◆ **Instructions for the task**
Sort through the data and copy the lines holding the word "portae".

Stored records
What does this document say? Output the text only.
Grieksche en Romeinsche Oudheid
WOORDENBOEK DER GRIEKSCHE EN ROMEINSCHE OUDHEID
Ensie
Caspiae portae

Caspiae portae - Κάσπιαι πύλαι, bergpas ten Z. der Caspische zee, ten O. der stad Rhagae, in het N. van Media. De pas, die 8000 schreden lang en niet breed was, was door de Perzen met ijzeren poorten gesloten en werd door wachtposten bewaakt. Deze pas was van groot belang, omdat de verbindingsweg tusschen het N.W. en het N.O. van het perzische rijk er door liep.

◆ **Finished task**
Caspiae portae
Caspiae portae - Κάσπιαι πύλαι, bergpas ten Z. der Caspische zee, ten O. der stad Rhagae, in het N. van Media. De pas, die 8000 schreden lang en niet breed was, was door de Perzen met ijzeren poorten gesloten en werd door wachtposten bewaakt. Deze pas was van groot belang, omdat de verbindingsweg tusschen het N.W. en het N.O. van het perzische rijk er door liep.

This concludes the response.